◆ DATA FOR THIS EXERCISE
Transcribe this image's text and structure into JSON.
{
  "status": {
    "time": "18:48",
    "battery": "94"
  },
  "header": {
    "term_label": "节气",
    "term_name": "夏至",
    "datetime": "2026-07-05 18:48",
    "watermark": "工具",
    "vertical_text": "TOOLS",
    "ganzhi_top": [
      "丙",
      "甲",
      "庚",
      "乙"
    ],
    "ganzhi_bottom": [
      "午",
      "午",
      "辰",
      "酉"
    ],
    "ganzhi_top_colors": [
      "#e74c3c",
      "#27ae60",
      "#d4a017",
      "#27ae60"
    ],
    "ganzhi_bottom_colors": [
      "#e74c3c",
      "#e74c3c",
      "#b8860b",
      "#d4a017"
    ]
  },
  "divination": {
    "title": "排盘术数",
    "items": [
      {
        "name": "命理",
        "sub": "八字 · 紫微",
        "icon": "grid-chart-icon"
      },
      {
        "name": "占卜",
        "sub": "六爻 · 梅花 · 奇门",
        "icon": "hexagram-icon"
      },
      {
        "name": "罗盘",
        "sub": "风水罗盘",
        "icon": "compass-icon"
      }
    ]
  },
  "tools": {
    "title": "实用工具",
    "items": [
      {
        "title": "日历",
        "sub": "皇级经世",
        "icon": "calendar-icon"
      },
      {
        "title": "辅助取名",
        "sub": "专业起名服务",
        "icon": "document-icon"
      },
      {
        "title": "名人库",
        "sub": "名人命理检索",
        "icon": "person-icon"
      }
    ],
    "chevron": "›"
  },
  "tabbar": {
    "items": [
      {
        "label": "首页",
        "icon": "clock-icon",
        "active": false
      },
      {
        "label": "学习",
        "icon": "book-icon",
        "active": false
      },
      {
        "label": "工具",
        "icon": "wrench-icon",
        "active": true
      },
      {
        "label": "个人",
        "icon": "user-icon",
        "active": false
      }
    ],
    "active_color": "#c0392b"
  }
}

◆ INSTRUCTIONS TO FOLLOW
Print the records above in full, exactly.

◆ RESULT BELOW
Transcribe this image's text and structure into JSON.
{
  "status": {
    "time": "18:48",
    "battery": "94"
  },
  "header": {
    "term_label": "节气",
    "term_name": "夏至",
    "datetime": "2026-07-05 18:48",
    "watermark": "工具",
    "vertical_text": "TOOLS",
    "ganzhi_top": [
      "丙",
      "甲",
      "庚",
      "乙"
    ],
    "ganzhi_bottom": [
      "午",
      "午",
      "辰",
      "酉"
    ],
    "ganzhi_top_colors": [
      "#e74c3c",
      "#27ae60",
      "#d4a017",
      "#27ae60"
    ],
    "ganzhi_bottom_colors": [
      "#e74c3c",
      "#e74c3c",
      "#b8860b",
      "#d4a017"
    ]
  },
  "divination": {
    "title": "排盘术数",
    "items": [
      {
        "name": "命理",
        "sub": "八字 · 紫微",
        "icon": "grid-chart-icon"
      },
      {
        "name": "占卜",
        "sub": "六爻 · 梅花 · 奇门",
        "icon": "hexagram-icon"
      },
      {
        "name": "罗盘",
        "sub": "风水罗盘",
        "icon": "compass-icon"
      }
    ]
  },
  "tools": {
    "title": "实用工具",
    "items": [
      {
        "title": "日历",
        "sub": "皇级经世",
        "icon": "calendar-icon"
      },
      {
        "title": "辅助取名",
        "sub": "专业起名服务",
        "icon": "document-icon"
      },
      {
        "title": "名人库",
        "sub": "名人命理检索",
        "icon": "person-icon"
      }
    ],
    "chevron": "›"
  },
  "tabbar": {
    "items": [
      {
        "label": "首页",
        "icon": "clock-icon",
        "active": false
      },
      {
        "label": "学习",
        "icon": "book-icon",
        "active": false
      },
      {
        "label": "工具",
        "icon": "wrench-icon",
        "active": true
      },
      {
        "label": "个人",
        "icon": "user-icon",
        "active": false
      }
    ],
    "active_color": "#c0392b"
  }
}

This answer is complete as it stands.